◆ **The problem**:
Every record must be transcribed in its entirety, apart from the images, which are to be omitted.

◆ **Source data**:
==========

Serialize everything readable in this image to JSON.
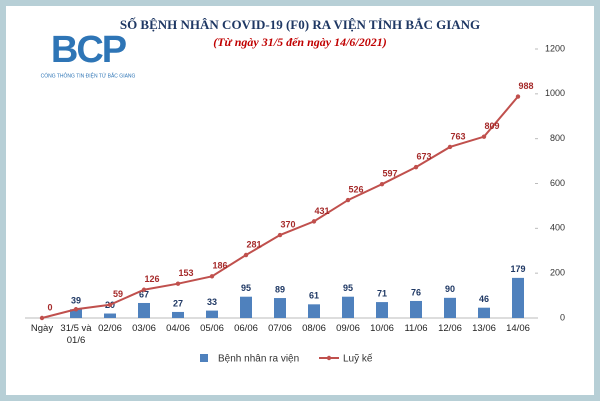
{
  "chart_data": {
    "type": "combo",
    "title": "SỐ BỆNH NHÂN COVID-19 (F0) RA VIỆN TỈNH BẮC GIANG",
    "subtitle": "(Từ ngày 31/5 đến ngày 14/6/2021)",
    "logo": "BCP",
    "logo_caption": "CỔNG THÔNG TIN ĐIỆN TỬ BẮC GIANG",
    "categories": [
      "Ngày",
      "31/5 và 01/6",
      "02/06",
      "03/06",
      "04/06",
      "05/06",
      "06/06",
      "07/06",
      "08/06",
      "09/06",
      "10/06",
      "11/06",
      "12/06",
      "13/06",
      "14/06"
    ],
    "series": [
      {
        "name": "Bệnh nhân ra viện",
        "type": "bar",
        "color": "#4f81bd",
        "values": [
          null,
          39,
          20,
          67,
          27,
          33,
          95,
          89,
          61,
          95,
          71,
          76,
          90,
          46,
          179
        ]
      },
      {
        "name": "Luỹ kế",
        "type": "line",
        "color": "#c0504d",
        "values": [
          0,
          39,
          59,
          126,
          153,
          186,
          281,
          370,
          431,
          526,
          597,
          673,
          763,
          809,
          988
        ],
        "value_labels": [
          "0",
          null,
          "59",
          "126",
          "153",
          "186",
          "281",
          "370",
          "431",
          "526",
          "597",
          "673",
          "763",
          "809",
          "988"
        ]
      }
    ],
    "ylim": [
      0,
      1200
    ],
    "yticks": [
      0,
      200,
      400,
      600,
      800,
      1000,
      1200
    ],
    "grid": false
  }
}
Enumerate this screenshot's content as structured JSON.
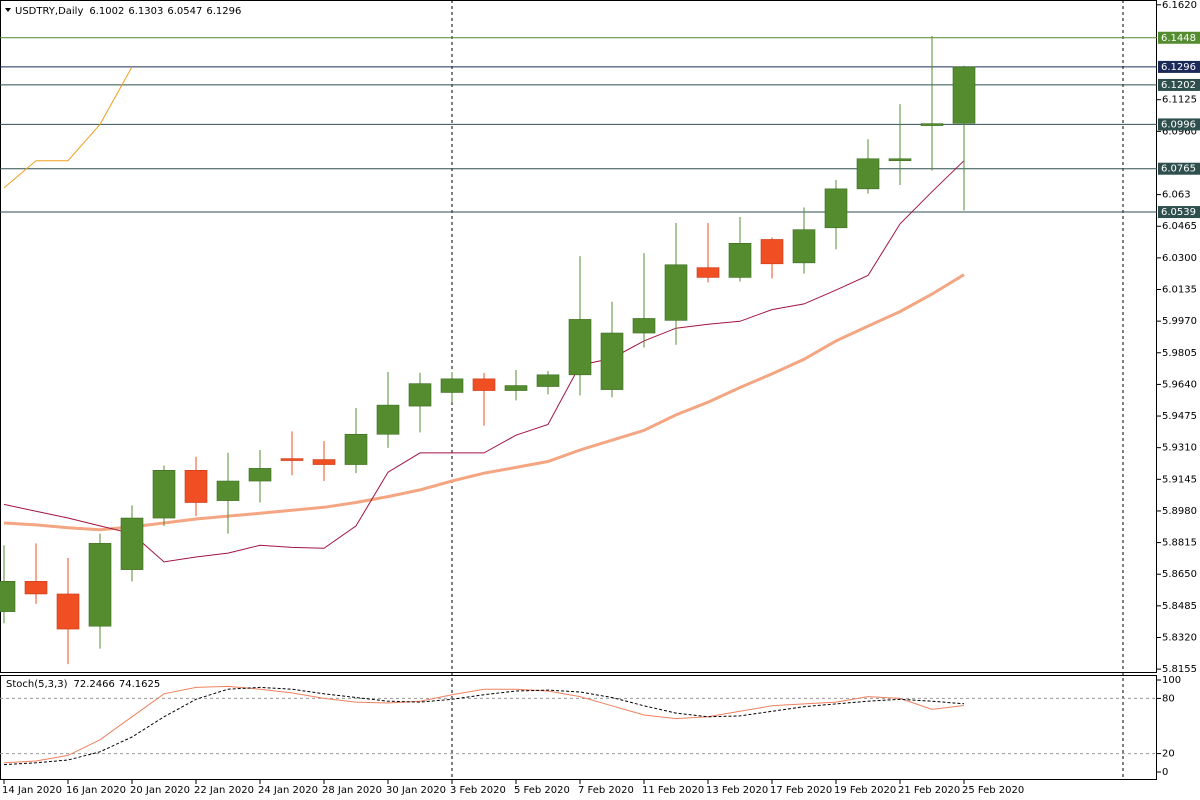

==========

◆ **Full response**:
Serialize everything readable in this image to JSON.
{
  "chart_data": {
    "type": "combo",
    "title": "SỐ BỆNH NHÂN COVID-19 (F0) RA VIỆN TỈNH BẮC GIANG",
    "subtitle": "(Từ ngày 31/5 đến ngày 14/6/2021)",
    "logo": "BCP",
    "logo_caption": "CỔNG THÔNG TIN ĐIỆN TỬ BẮC GIANG",
    "categories": [
      "Ngày",
      "31/5 và 01/6",
      "02/06",
      "03/06",
      "04/06",
      "05/06",
      "06/06",
      "07/06",
      "08/06",
      "09/06",
      "10/06",
      "11/06",
      "12/06",
      "13/06",
      "14/06"
    ],
    "series": [
      {
        "name": "Bệnh nhân ra viện",
        "type": "bar",
        "color": "#4f81bd",
        "values": [
          null,
          39,
          20,
          67,
          27,
          33,
          95,
          89,
          61,
          95,
          71,
          76,
          90,
          46,
          179
        ]
      },
      {
        "name": "Luỹ kế",
        "type": "line",
        "color": "#c0504d",
        "values": [
          0,
          39,
          59,
          126,
          153,
          186,
          281,
          370,
          431,
          526,
          597,
          673,
          763,
          809,
          988
        ],
        "value_labels": [
          "0",
          null,
          "59",
          "126",
          "153",
          "186",
          "281",
          "370",
          "431",
          "526",
          "597",
          "673",
          "763",
          "809",
          "988"
        ]
      }
    ],
    "ylim": [
      0,
      1200
    ],
    "yticks": [
      0,
      200,
      400,
      600,
      800,
      1000,
      1200
    ],
    "grid": false
  }
}
Enumerate this screenshot's content as structured JSON.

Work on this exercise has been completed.